WORK REQUIRED: Identify all lines below that hold "Switzerland" and collect them.

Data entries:
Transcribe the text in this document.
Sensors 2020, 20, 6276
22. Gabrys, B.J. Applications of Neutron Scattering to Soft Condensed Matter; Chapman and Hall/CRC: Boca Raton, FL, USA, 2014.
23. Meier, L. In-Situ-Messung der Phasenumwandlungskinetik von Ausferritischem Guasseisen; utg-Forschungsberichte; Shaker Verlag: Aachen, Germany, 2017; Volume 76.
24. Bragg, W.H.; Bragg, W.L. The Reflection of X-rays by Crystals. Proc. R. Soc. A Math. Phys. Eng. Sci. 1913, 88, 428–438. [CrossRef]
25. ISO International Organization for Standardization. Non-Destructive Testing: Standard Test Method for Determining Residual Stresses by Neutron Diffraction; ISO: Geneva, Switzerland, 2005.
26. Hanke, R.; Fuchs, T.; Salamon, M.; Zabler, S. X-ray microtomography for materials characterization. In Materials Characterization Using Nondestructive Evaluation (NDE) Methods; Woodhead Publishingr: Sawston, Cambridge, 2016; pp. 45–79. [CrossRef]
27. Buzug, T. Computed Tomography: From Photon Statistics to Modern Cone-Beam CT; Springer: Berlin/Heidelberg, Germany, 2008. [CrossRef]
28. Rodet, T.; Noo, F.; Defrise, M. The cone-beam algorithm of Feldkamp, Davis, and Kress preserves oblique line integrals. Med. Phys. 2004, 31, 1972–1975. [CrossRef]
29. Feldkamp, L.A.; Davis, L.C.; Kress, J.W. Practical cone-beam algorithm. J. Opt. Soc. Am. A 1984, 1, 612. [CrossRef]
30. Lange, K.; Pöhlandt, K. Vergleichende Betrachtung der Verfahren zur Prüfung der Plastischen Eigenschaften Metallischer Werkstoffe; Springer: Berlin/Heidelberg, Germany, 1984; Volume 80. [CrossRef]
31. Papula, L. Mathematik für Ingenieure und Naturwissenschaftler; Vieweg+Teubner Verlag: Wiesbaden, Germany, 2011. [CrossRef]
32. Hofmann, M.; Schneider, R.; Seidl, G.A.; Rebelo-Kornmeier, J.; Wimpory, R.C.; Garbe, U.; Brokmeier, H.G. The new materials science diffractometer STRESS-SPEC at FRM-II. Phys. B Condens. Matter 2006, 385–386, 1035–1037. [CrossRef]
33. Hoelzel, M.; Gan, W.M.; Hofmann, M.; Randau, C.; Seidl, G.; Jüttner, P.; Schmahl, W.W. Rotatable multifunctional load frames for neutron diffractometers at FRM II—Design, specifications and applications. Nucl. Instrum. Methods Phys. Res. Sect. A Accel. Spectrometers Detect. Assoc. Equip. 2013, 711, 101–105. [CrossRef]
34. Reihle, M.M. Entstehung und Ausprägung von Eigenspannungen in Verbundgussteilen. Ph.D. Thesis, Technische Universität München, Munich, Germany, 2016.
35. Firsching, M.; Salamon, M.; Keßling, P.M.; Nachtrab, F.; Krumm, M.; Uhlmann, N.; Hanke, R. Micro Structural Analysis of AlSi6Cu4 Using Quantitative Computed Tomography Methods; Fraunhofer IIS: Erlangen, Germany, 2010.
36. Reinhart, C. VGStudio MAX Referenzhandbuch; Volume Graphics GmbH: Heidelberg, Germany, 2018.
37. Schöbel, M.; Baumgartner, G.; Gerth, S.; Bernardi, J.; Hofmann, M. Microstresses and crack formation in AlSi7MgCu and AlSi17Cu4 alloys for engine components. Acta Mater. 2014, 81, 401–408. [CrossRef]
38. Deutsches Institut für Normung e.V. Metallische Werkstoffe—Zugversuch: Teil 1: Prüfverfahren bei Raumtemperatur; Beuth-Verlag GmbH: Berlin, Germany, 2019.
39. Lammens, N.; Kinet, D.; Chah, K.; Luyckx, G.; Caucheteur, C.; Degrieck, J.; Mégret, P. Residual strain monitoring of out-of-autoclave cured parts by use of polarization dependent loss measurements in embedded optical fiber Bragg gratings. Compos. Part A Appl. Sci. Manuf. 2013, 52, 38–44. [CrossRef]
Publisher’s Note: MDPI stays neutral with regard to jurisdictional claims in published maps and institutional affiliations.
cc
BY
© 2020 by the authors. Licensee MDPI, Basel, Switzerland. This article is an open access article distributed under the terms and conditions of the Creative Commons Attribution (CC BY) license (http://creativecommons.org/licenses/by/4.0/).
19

RESULT:
25. ISO International Organization for Standardization. Non-Destructive Testing: Standard Test Method for Determining Residual Stresses by Neutron Diffraction; ISO: Geneva, Switzerland, 2005.
© 2020 by the authors. Licensee MDPI, Basel, Switzerland. This article is an open access article distributed under the terms and conditions of the Creative Commons Attribution (CC BY) license (http://creativecommons.org/licenses/by/4.0/).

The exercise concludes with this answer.